** START OF INPUT MATERIAL **

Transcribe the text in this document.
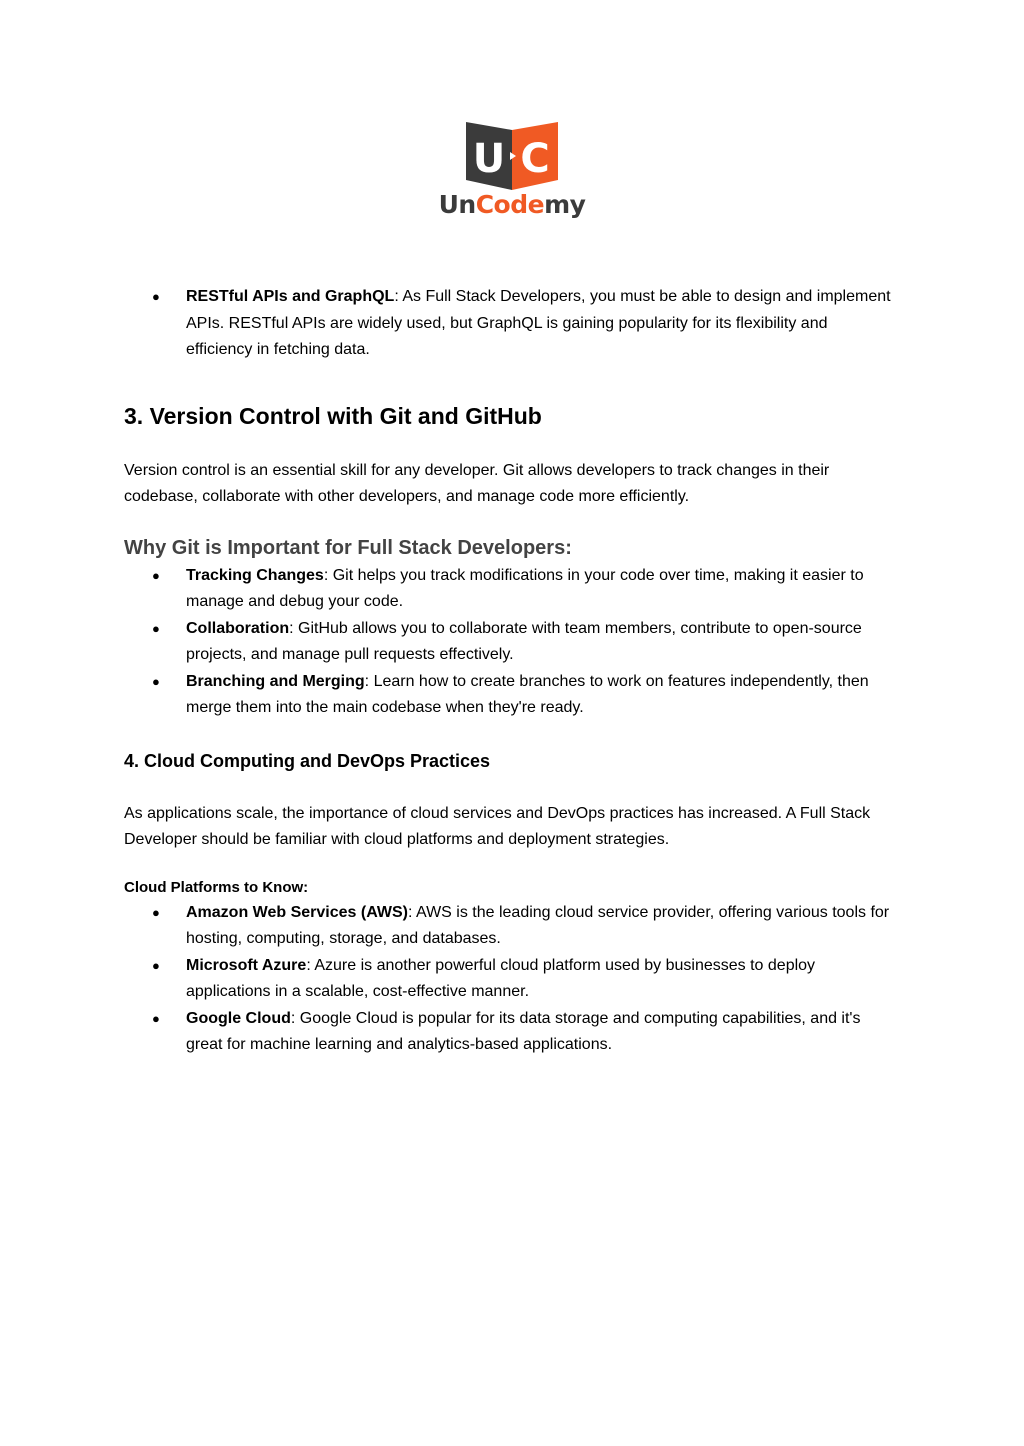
U C
UnCodemy
● RESTful APIs and GraphQL: As Full Stack Developers, you must be able to design and implement APIs. RESTful APIs are widely used, but GraphQL is gaining popularity for its flexibility and efficiency in fetching data.
3. Version Control with Git and GitHub

Version control is an essential skill for any developer. Git allows developers to track changes in their codebase, collaborate with other developers, and manage code more efficiently.

Why Git is Important for Full Stack Developers:
● Tracking Changes: Git helps you track modifications in your code over time, making it easier to manage and debug your code.
● Collaboration: GitHub allows you to collaborate with team members, contribute to open-source projects, and manage pull requests effectively.
● Branching and Merging: Learn how to create branches to work on features independently, then merge them into the main codebase when they're ready.
4. Cloud Computing and DevOps Practices

As applications scale, the importance of cloud services and DevOps practices has increased. A Full Stack Developer should be familiar with cloud platforms and deployment strategies.

Cloud Platforms to Know:
● Amazon Web Services (AWS): AWS is the leading cloud service provider, offering various tools for hosting, computing, storage, and databases.
● Microsoft Azure: Azure is another powerful cloud platform used by businesses to deploy applications in a scalable, cost-effective manner.
● Google Cloud: Google Cloud is popular for its data storage and computing capabilities, and it's great for machine learning and analytics-based applications.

** END OF INPUT MATERIAL **

DIRECTIVE = Copy out all lines where the word "track" appears.

THE REPLY =
Version control is an essential skill for any developer. Git allows developers to track changes in their codebase, collaborate with other developers, and manage code more efficiently.
● Tracking Changes: Git helps you track modifications in your code over time, making it easier to manage and debug your code.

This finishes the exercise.